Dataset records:
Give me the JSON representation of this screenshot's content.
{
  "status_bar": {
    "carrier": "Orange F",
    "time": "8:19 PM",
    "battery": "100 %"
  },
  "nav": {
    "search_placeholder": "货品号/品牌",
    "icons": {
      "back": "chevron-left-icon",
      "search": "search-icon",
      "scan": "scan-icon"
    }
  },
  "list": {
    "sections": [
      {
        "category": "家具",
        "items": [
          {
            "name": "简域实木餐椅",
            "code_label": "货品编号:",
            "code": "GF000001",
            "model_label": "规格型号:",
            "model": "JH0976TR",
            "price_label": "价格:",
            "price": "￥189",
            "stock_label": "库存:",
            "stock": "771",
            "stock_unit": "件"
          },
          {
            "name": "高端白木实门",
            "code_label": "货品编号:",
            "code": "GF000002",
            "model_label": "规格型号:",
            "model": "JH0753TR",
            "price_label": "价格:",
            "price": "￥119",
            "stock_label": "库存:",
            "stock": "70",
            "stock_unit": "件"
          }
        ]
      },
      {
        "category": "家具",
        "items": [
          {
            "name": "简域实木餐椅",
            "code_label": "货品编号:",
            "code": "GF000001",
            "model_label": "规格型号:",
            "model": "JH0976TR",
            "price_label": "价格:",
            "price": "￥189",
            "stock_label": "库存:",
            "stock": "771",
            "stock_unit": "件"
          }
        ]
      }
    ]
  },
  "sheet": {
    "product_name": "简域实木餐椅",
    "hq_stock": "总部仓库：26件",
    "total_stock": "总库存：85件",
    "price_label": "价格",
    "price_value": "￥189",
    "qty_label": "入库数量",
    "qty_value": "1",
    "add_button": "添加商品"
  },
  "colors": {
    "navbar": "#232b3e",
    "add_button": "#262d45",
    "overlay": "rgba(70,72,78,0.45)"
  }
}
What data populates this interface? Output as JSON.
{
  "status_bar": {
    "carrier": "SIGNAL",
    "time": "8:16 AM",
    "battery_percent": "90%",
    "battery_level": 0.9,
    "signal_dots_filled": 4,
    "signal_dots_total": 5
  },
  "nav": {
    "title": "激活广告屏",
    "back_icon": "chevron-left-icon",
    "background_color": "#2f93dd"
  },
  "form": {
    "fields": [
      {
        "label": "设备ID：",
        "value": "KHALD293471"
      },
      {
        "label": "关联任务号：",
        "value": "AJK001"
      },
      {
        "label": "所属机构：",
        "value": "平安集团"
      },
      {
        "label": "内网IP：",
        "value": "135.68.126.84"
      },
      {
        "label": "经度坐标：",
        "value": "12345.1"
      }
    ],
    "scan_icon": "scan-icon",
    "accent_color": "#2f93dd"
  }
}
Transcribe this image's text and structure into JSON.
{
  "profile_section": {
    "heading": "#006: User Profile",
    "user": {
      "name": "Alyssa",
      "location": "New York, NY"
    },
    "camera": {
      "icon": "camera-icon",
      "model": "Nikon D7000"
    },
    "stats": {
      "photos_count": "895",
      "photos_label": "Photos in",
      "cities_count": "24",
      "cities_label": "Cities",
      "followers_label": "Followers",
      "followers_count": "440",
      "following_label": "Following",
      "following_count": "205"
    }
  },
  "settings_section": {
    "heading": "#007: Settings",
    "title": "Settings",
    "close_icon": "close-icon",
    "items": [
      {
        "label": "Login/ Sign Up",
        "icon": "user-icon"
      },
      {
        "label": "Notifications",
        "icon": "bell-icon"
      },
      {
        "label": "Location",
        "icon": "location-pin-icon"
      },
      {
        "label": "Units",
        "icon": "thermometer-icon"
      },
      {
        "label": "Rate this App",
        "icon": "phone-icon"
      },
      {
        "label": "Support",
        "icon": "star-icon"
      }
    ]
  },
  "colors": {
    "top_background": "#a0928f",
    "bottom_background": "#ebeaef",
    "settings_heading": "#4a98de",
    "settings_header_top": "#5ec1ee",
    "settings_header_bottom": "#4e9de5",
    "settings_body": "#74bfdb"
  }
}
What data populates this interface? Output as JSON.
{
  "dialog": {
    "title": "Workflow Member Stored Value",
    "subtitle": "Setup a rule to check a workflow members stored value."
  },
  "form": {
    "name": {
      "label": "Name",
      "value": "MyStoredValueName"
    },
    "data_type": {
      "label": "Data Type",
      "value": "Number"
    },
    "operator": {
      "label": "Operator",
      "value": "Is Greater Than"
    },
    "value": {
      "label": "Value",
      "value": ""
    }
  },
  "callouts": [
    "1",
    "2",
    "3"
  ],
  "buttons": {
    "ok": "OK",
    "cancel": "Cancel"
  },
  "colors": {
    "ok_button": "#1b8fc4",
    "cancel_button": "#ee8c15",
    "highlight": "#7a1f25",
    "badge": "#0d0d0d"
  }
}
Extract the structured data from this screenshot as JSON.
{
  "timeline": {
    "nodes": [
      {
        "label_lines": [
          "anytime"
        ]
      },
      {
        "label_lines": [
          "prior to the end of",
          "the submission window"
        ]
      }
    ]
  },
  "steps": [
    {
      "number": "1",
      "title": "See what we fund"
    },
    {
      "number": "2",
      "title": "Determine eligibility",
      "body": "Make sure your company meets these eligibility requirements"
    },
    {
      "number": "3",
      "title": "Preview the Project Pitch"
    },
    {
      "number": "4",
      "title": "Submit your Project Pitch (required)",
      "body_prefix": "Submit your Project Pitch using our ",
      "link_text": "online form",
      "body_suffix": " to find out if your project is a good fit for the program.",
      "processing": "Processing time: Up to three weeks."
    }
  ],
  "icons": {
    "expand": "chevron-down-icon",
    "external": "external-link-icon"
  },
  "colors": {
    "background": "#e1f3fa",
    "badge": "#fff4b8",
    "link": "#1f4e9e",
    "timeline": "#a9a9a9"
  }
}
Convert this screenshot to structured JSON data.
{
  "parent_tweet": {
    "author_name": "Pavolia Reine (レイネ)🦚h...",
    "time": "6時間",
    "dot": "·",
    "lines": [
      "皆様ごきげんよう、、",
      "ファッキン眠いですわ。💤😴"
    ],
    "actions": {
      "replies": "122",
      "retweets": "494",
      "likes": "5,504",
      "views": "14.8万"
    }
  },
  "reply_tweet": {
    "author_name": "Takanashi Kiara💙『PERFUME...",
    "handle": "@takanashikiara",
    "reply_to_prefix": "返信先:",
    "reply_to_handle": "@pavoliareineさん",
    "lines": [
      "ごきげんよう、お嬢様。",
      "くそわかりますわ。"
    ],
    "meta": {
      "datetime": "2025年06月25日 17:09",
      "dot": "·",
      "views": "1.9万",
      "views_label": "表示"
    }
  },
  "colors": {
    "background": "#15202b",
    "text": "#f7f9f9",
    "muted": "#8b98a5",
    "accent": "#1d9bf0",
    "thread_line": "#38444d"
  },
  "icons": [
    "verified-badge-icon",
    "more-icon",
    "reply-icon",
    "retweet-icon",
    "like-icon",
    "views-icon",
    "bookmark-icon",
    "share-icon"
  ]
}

Goal: Restate each of the entries above verbatim.

Task response:
Give me the JSON representation of this screenshot's content.
{
  "status_bar": {
    "carrier": "Orange F",
    "time": "8:19 PM",
    "battery": "100 %"
  },
  "nav": {
    "search_placeholder": "货品号/品牌",
    "icons": {
      "back": "chevron-left-icon",
      "search": "search-icon",
      "scan": "scan-icon"
    }
  },
  "list": {
    "sections": [
      {
        "category": "家具",
        "items": [
          {
            "name": "简域实木餐椅",
            "code_label": "货品编号:",
            "code": "GF000001",
            "model_label": "规格型号:",
            "model": "JH0976TR",
            "price_label": "价格:",
            "price": "￥189",
            "stock_label": "库存:",
            "stock": "771",
            "stock_unit": "件"
          },
          {
            "name": "高端白木实门",
            "code_label": "货品编号:",
            "code": "GF000002",
            "model_label": "规格型号:",
            "model": "JH0753TR",
            "price_label": "价格:",
            "price": "￥119",
            "stock_label": "库存:",
            "stock": "70",
            "stock_unit": "件"
          }
        ]
      },
      {
        "category": "家具",
        "items": [
          {
            "name": "简域实木餐椅",
            "code_label": "货品编号:",
            "code": "GF000001",
            "model_label": "规格型号:",
            "model": "JH0976TR",
            "price_label": "价格:",
            "price": "￥189",
            "stock_label": "库存:",
            "stock": "771",
            "stock_unit": "件"
          }
        ]
      }
    ]
  },
  "sheet": {
    "product_name": "简域实木餐椅",
    "hq_stock": "总部仓库：26件",
    "total_stock": "总库存：85件",
    "price_label": "价格",
    "price_value": "￥189",
    "qty_label": "入库数量",
    "qty_value": "1",
    "add_button": "添加商品"
  },
  "colors": {
    "navbar": "#232b3e",
    "add_button": "#262d45",
    "overlay": "rgba(70,72,78,0.45)"
  }
}
What data populates this interface? Output as JSON.
{
  "status_bar": {
    "carrier": "SIGNAL",
    "time": "8:16 AM",
    "battery_percent": "90%",
    "battery_level": 0.9,
    "signal_dots_filled": 4,
    "signal_dots_total": 5
  },
  "nav": {
    "title": "激活广告屏",
    "back_icon": "chevron-left-icon",
    "background_color": "#2f93dd"
  },
  "form": {
    "fields": [
      {
        "label": "设备ID：",
        "value": "KHALD293471"
      },
      {
        "label": "关联任务号：",
        "value": "AJK001"
      },
      {
        "label": "所属机构：",
        "value": "平安集团"
      },
      {
        "label": "内网IP：",
        "value": "135.68.126.84"
      },
      {
        "label": "经度坐标：",
        "value": "12345.1"
      }
    ],
    "scan_icon": "scan-icon",
    "accent_color": "#2f93dd"
  }
}
Transcribe this image's text and structure into JSON.
{
  "profile_section": {
    "heading": "#006: User Profile",
    "user": {
      "name": "Alyssa",
      "location": "New York, NY"
    },
    "camera": {
      "icon": "camera-icon",
      "model": "Nikon D7000"
    },
    "stats": {
      "photos_count": "895",
      "photos_label": "Photos in",
      "cities_count": "24",
      "cities_label": "Cities",
      "followers_label": "Followers",
      "followers_count": "440",
      "following_label": "Following",
      "following_count": "205"
    }
  },
  "settings_section": {
    "heading": "#007: Settings",
    "title": "Settings",
    "close_icon": "close-icon",
    "items": [
      {
        "label": "Login/ Sign Up",
        "icon": "user-icon"
      },
      {
        "label": "Notifications",
        "icon": "bell-icon"
      },
      {
        "label": "Location",
        "icon": "location-pin-icon"
      },
      {
        "label": "Units",
        "icon": "thermometer-icon"
      },
      {
        "label": "Rate this App",
        "icon": "phone-icon"
      },
      {
        "label": "Support",
        "icon": "star-icon"
      }
    ]
  },
  "colors": {
    "top_background": "#a0928f",
    "bottom_background": "#ebeaef",
    "settings_heading": "#4a98de",
    "settings_header_top": "#5ec1ee",
    "settings_header_bottom": "#4e9de5",
    "settings_body": "#74bfdb"
  }
}
What data populates this interface? Output as JSON.
{
  "dialog": {
    "title": "Workflow Member Stored Value",
    "subtitle": "Setup a rule to check a workflow members stored value."
  },
  "form": {
    "name": {
      "label": "Name",
      "value": "MyStoredValueName"
    },
    "data_type": {
      "label": "Data Type",
      "value": "Number"
    },
    "operator": {
      "label": "Operator",
      "value": "Is Greater Than"
    },
    "value": {
      "label": "Value",
      "value": ""
    }
  },
  "callouts": [
    "1",
    "2",
    "3"
  ],
  "buttons": {
    "ok": "OK",
    "cancel": "Cancel"
  },
  "colors": {
    "ok_button": "#1b8fc4",
    "cancel_button": "#ee8c15",
    "highlight": "#7a1f25",
    "badge": "#0d0d0d"
  }
}
Extract the structured data from this screenshot as JSON.
{
  "timeline": {
    "nodes": [
      {
        "label_lines": [
          "anytime"
        ]
      },
      {
        "label_lines": [
          "prior to the end of",
          "the submission window"
        ]
      }
    ]
  },
  "steps": [
    {
      "number": "1",
      "title": "See what we fund"
    },
    {
      "number": "2",
      "title": "Determine eligibility",
      "body": "Make sure your company meets these eligibility requirements"
    },
    {
      "number": "3",
      "title": "Preview the Project Pitch"
    },
    {
      "number": "4",
      "title": "Submit your Project Pitch (required)",
      "body_prefix": "Submit your Project Pitch using our ",
      "link_text": "online form",
      "body_suffix": " to find out if your project is a good fit for the program.",
      "processing": "Processing time: Up to three weeks."
    }
  ],
  "icons": {
    "expand": "chevron-down-icon",
    "external": "external-link-icon"
  },
  "colors": {
    "background": "#e1f3fa",
    "badge": "#fff4b8",
    "link": "#1f4e9e",
    "timeline": "#a9a9a9"
  }
}
Convert this screenshot to structured JSON data.
{
  "parent_tweet": {
    "author_name": "Pavolia Reine (レイネ)🦚h...",
    "time": "6時間",
    "dot": "·",
    "lines": [
      "皆様ごきげんよう、、",
      "ファッキン眠いですわ。💤😴"
    ],
    "actions": {
      "replies": "122",
      "retweets": "494",
      "likes": "5,504",
      "views": "14.8万"
    }
  },
  "reply_tweet": {
    "author_name": "Takanashi Kiara💙『PERFUME...",
    "handle": "@takanashikiara",
    "reply_to_prefix": "返信先:",
    "reply_to_handle": "@pavoliareineさん",
    "lines": [
      "ごきげんよう、お嬢様。",
      "くそわかりますわ。"
    ],
    "meta": {
      "datetime": "2025年06月25日 17:09",
      "dot": "·",
      "views": "1.9万",
      "views_label": "表示"
    }
  },
  "colors": {
    "background": "#15202b",
    "text": "#f7f9f9",
    "muted": "#8b98a5",
    "accent": "#1d9bf0",
    "thread_line": "#38444d"
  },
  "icons": [
    "verified-badge-icon",
    "more-icon",
    "reply-icon",
    "retweet-icon",
    "like-icon",
    "views-icon",
    "bookmark-icon",
    "share-icon"
  ]
}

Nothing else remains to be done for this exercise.